WHAT THE EXERCISE ASKS:
From the text on the US embassy move to Jerusalem, return everything from "The Palestine cause" down to "the US underestimate.", copied word for word.

GIVEN TEXT:
◆ ◆ ◆ ◆ ◆ ◆ ◆
President Trump, in his statement to move the US embassy to Jerusalem, conditioned the two-state solution to the consent of both parties. He did not view the solution as undebatable, regardless of Israel’s consent or rejection. When he received Israeli Prime Minister Benjamin Netanyahu at the White House in February 2017, President Trump said that the two-state solution may not be the only option to reach peace! The White House said then that the US would no longer insist on this solution. Now the American position is aligned with that of Netanyahu. This is a radical departure from the previous American position. Since he first assumed power in 1996, Netanyahu has rejected the “land for peace” principle and instead called for the alternative principle of “peace for peace.” All former US presidents were committed to ensuring Israel’s security, since its establishment in 1948. They were no less concerned with its support and protection than President Trump is now. Yet, Bill Clinton, George W. Bush, and Barack Obama refused to implement the Jerusalem Embassy Act of 1995 that requires the relocation of the US embassy from Tel Aviv to Jerusalem. They refused out of the conviction that a one-sided decision on Jerusalem that disregards the city’s religious and historical sensitivity would produce instability and conflict.
The Palestine cause might not always be an Arab and Islamic priority. Arabs and Muslims are at times preoccupied by their own problems; the inter-Arab or inter-Muslim disputes might run so deep that it is sometimes difficult to perceive a unified Arab or Islamic position regarding various issues. Yet, the issue of Jerusalem has a special status as it relates to religion and faith. Thus, when Jerusalem is threatened or assaulted, Arabs and Muslims set aside all other priorities, problems, and differences and unite under a common cause. This is something that both Israel and the US underestimate.
◆ ◆ ◆ ◆ ◆ ◆ ◆
EXCERPTED RECORDS:
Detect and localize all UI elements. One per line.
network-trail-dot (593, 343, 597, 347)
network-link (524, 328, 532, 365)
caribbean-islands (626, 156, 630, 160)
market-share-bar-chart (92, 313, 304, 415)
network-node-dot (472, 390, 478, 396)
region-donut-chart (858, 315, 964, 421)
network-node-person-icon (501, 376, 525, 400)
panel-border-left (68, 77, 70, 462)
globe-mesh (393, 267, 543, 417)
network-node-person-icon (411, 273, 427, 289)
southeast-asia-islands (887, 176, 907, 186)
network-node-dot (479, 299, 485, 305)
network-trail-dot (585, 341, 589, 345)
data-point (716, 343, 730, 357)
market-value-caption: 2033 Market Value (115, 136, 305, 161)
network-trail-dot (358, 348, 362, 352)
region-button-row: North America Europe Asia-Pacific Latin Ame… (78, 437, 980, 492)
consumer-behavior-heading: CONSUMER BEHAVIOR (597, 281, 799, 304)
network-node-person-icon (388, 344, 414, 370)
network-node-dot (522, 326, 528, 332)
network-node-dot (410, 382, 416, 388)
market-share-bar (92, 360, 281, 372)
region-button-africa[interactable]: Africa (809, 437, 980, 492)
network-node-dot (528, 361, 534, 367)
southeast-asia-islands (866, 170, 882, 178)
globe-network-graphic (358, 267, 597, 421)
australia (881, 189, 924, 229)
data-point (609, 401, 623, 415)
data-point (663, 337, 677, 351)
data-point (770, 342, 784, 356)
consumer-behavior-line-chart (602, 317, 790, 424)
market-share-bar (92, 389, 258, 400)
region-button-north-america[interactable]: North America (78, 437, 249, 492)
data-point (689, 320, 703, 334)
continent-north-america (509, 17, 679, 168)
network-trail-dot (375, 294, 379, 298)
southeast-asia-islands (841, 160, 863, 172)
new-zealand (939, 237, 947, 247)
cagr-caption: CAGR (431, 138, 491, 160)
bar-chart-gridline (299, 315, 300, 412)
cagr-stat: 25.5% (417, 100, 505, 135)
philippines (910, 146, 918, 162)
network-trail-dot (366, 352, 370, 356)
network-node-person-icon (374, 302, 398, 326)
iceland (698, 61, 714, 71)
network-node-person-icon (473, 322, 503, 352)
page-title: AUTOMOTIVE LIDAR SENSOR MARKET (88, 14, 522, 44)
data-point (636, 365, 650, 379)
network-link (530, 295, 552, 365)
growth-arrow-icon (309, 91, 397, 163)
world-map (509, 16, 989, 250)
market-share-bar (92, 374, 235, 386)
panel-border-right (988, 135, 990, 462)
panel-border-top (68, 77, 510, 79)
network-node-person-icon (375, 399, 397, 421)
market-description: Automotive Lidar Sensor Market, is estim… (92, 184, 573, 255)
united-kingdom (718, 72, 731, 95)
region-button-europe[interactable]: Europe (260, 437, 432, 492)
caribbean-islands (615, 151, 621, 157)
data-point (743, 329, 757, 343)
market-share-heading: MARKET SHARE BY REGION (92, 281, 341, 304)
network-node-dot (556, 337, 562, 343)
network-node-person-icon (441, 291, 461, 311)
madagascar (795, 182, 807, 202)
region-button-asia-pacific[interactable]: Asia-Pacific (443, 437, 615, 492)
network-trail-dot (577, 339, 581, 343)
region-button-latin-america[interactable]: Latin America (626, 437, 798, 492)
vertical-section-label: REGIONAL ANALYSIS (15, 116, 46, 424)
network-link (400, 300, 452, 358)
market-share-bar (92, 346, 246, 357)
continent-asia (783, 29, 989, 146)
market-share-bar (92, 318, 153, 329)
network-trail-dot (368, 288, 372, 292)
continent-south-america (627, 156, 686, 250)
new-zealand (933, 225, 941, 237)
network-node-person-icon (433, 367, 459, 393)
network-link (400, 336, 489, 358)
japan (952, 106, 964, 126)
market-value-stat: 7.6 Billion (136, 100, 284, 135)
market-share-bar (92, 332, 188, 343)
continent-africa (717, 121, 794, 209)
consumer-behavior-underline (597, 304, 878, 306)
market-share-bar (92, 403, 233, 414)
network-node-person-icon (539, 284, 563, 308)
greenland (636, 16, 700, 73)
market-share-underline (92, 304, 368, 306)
◆ ◆ ◆ ◆ ◆ ◆ ◆
ANSWER SPACE:
The Palestine cause might not always be an Arab and Islamic priority. Arabs and Muslims are at times preoccupied by their own problems; the inter-Arab or inter-Muslim disputes might run so deep that it is sometimes difficult to perceive a unified Arab or Islamic position regarding various issues. Yet, the issue of Jerusalem has a special status as it relates to religion and faith. Thus, when Jerusalem is threatened or assaulted, Arabs and Muslims set aside all other priorities, problems, and differences and unite under a common cause. This is something that both Israel and the US underestimate.